Reproduce every line of the listing as written, apart from the pictures.

** start Data rows **

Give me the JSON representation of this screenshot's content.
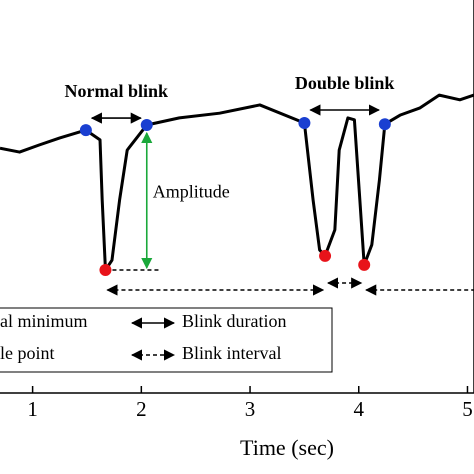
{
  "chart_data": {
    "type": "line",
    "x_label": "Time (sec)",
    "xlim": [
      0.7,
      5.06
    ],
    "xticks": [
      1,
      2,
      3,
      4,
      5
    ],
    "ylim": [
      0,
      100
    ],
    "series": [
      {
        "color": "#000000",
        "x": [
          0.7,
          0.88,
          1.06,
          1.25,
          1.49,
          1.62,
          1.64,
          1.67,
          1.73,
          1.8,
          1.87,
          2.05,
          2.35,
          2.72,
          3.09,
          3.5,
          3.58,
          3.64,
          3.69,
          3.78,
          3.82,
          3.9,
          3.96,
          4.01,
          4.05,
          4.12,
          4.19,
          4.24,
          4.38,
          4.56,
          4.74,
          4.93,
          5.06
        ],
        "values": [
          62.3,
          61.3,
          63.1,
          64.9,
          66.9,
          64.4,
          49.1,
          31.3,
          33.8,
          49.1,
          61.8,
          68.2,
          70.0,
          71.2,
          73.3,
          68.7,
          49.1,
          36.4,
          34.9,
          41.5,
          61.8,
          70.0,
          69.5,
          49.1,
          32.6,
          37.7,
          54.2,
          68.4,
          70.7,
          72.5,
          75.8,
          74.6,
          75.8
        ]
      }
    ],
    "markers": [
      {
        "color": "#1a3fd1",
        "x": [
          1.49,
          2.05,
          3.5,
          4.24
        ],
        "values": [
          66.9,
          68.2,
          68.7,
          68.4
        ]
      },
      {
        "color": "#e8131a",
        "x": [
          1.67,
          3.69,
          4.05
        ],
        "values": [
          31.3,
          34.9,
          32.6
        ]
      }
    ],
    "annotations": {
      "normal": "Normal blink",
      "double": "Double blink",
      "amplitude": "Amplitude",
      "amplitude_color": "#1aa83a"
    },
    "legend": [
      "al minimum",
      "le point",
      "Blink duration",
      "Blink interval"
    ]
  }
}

** end Data rows **

The answer:
Give me the JSON representation of this screenshot's content.
{
  "chart_data": {
    "type": "line",
    "x_label": "Time (sec)",
    "xlim": [
      0.7,
      5.06
    ],
    "xticks": [
      1,
      2,
      3,
      4,
      5
    ],
    "ylim": [
      0,
      100
    ],
    "series": [
      {
        "color": "#000000",
        "x": [
          0.7,
          0.88,
          1.06,
          1.25,
          1.49,
          1.62,
          1.64,
          1.67,
          1.73,
          1.8,
          1.87,
          2.05,
          2.35,
          2.72,
          3.09,
          3.5,
          3.58,
          3.64,
          3.69,
          3.78,
          3.82,
          3.9,
          3.96,
          4.01,
          4.05,
          4.12,
          4.19,
          4.24,
          4.38,
          4.56,
          4.74,
          4.93,
          5.06
        ],
        "values": [
          62.3,
          61.3,
          63.1,
          64.9,
          66.9,
          64.4,
          49.1,
          31.3,
          33.8,
          49.1,
          61.8,
          68.2,
          70.0,
          71.2,
          73.3,
          68.7,
          49.1,
          36.4,
          34.9,
          41.5,
          61.8,
          70.0,
          69.5,
          49.1,
          32.6,
          37.7,
          54.2,
          68.4,
          70.7,
          72.5,
          75.8,
          74.6,
          75.8
        ]
      }
    ],
    "markers": [
      {
        "color": "#1a3fd1",
        "x": [
          1.49,
          2.05,
          3.5,
          4.24
        ],
        "values": [
          66.9,
          68.2,
          68.7,
          68.4
        ]
      },
      {
        "color": "#e8131a",
        "x": [
          1.67,
          3.69,
          4.05
        ],
        "values": [
          31.3,
          34.9,
          32.6
        ]
      }
    ],
    "annotations": {
      "normal": "Normal blink",
      "double": "Double blink",
      "amplitude": "Amplitude",
      "amplitude_color": "#1aa83a"
    },
    "legend": [
      "al minimum",
      "le point",
      "Blink duration",
      "Blink interval"
    ]
  }
}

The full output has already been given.